ACTIVITY: Only the lines that include "their" should be copied from the data below.
### DATA SHOWN
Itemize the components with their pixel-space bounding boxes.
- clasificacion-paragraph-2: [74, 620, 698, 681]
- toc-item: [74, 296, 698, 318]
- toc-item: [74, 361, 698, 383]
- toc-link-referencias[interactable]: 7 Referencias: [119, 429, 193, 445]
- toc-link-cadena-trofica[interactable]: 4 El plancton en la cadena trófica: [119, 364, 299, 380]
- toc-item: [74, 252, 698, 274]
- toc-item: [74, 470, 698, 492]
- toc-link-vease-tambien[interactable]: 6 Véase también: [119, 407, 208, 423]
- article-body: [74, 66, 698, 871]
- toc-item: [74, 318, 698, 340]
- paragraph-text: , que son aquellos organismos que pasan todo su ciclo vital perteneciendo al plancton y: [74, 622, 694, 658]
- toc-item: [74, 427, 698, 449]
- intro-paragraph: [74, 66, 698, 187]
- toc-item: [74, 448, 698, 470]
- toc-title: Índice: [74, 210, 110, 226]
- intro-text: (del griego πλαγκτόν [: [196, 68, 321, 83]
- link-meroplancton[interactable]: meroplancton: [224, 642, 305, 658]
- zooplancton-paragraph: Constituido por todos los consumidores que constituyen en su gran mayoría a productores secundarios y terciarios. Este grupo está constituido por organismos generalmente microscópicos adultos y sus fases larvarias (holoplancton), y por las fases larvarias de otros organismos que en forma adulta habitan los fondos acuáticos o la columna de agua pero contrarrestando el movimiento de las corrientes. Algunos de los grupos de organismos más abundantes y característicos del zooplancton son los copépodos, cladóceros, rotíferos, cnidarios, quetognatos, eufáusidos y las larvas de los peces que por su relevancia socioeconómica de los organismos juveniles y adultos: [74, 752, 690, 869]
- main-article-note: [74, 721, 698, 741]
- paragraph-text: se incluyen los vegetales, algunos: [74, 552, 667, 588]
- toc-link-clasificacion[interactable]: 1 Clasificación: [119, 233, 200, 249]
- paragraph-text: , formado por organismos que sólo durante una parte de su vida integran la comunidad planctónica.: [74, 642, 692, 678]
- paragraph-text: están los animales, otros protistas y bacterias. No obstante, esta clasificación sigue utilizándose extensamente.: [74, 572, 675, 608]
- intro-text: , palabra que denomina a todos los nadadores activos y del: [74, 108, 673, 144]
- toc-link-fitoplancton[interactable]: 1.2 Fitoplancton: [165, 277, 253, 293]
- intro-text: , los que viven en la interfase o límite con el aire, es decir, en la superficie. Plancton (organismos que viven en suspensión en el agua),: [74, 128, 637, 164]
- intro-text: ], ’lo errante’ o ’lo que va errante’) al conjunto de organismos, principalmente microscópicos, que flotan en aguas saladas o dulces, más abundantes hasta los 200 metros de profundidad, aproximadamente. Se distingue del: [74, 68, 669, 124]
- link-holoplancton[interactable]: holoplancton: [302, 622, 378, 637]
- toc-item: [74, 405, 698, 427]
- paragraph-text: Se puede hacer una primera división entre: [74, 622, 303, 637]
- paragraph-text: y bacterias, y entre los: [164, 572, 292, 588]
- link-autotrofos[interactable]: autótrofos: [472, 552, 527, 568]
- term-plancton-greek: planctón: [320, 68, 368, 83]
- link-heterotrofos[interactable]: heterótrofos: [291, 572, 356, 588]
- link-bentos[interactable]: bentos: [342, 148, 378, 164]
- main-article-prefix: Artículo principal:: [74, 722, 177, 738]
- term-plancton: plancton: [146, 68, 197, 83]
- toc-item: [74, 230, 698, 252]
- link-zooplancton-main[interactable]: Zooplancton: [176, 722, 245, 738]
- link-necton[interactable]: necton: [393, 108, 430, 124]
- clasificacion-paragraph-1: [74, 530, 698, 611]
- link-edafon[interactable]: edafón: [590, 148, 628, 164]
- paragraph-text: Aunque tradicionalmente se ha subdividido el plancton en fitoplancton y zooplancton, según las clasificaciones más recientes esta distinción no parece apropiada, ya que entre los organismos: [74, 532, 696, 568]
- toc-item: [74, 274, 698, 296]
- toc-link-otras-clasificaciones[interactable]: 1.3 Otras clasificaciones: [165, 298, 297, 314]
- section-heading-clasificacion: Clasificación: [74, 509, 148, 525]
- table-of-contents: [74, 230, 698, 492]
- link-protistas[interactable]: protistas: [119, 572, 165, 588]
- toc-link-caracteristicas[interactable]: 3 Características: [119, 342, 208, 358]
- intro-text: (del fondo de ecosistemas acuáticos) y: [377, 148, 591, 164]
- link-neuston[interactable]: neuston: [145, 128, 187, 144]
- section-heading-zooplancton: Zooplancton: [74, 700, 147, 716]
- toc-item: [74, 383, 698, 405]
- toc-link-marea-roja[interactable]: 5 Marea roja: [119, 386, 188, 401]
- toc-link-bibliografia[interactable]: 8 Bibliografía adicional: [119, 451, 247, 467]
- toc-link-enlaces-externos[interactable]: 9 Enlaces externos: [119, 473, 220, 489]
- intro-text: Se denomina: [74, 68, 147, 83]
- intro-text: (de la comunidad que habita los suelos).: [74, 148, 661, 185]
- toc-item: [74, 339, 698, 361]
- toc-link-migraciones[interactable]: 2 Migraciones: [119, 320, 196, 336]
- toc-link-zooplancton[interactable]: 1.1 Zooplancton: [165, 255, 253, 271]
######
### DATA SHOWN
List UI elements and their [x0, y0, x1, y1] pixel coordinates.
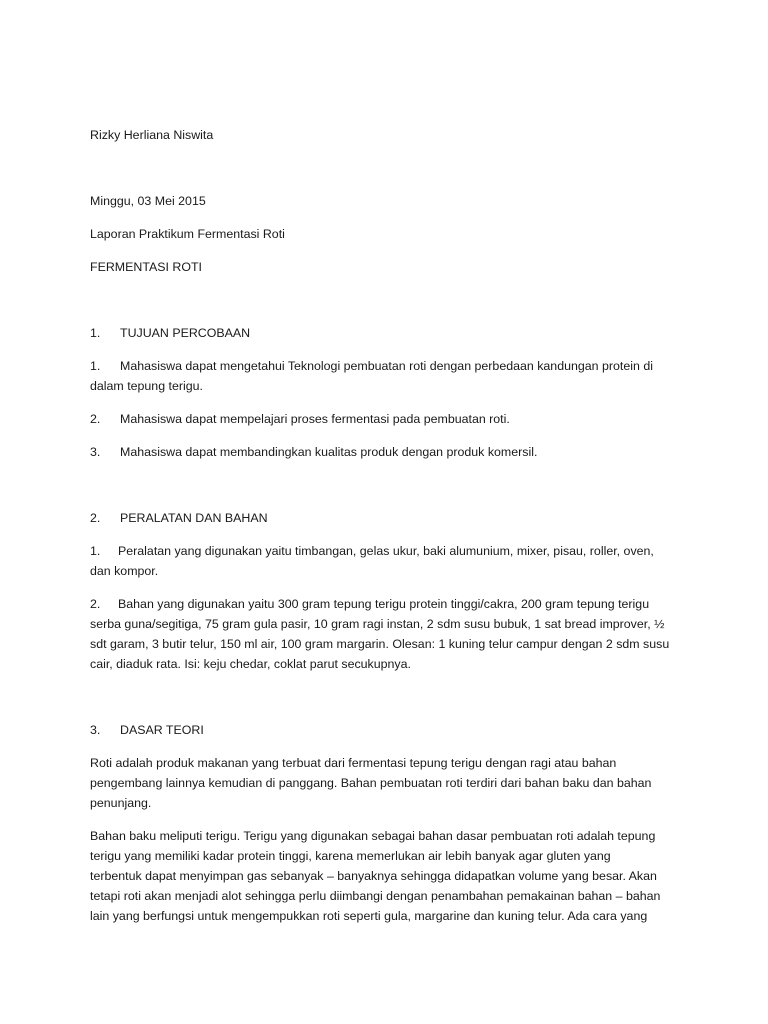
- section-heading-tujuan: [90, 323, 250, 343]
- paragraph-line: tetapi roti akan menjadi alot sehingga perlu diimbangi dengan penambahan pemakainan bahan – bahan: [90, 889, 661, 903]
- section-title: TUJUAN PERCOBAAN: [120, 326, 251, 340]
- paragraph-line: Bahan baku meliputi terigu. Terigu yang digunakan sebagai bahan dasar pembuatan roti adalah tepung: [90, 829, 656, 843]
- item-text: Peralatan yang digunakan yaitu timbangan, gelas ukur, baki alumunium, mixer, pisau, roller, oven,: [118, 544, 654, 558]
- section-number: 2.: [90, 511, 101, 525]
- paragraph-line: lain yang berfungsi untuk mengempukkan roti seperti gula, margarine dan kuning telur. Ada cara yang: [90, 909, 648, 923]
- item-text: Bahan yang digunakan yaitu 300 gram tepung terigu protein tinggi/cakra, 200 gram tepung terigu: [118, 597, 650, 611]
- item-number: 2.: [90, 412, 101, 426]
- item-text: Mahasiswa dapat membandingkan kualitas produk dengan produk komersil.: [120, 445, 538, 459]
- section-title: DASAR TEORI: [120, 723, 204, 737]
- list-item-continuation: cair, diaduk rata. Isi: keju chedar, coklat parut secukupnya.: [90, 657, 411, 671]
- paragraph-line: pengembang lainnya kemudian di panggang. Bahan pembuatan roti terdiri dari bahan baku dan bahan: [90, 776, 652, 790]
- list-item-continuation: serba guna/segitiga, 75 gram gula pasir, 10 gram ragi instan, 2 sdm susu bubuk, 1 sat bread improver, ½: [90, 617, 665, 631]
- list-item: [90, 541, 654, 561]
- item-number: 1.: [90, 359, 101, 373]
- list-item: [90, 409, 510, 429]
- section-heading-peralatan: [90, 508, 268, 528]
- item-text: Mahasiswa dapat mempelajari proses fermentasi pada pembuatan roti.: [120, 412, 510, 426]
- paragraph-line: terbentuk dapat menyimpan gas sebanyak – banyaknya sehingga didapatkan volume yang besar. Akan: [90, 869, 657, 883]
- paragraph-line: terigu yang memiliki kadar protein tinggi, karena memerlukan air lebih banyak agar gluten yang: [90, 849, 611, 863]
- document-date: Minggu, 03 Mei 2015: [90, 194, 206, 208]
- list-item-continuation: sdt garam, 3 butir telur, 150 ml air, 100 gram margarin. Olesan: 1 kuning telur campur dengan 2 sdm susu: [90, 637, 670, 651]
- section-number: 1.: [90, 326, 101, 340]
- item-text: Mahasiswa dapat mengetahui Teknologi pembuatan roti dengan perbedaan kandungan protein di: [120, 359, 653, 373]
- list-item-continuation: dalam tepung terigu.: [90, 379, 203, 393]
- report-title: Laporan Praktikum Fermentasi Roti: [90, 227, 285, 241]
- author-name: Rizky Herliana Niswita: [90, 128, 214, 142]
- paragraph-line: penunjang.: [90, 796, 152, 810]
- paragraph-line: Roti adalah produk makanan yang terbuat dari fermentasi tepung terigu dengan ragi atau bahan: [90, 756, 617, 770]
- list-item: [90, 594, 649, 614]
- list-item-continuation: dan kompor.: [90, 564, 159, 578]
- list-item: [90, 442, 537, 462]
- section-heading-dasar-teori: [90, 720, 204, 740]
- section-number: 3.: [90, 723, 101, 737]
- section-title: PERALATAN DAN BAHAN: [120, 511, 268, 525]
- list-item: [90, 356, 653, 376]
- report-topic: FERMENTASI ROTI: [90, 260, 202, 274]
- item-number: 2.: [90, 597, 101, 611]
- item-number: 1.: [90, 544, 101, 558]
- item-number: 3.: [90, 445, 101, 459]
######
TASK ANSWER:
Itemize the components with their pixel-space bounding boxes.
List UI elements and their [x0, y0, x1, y1] pixel coordinates.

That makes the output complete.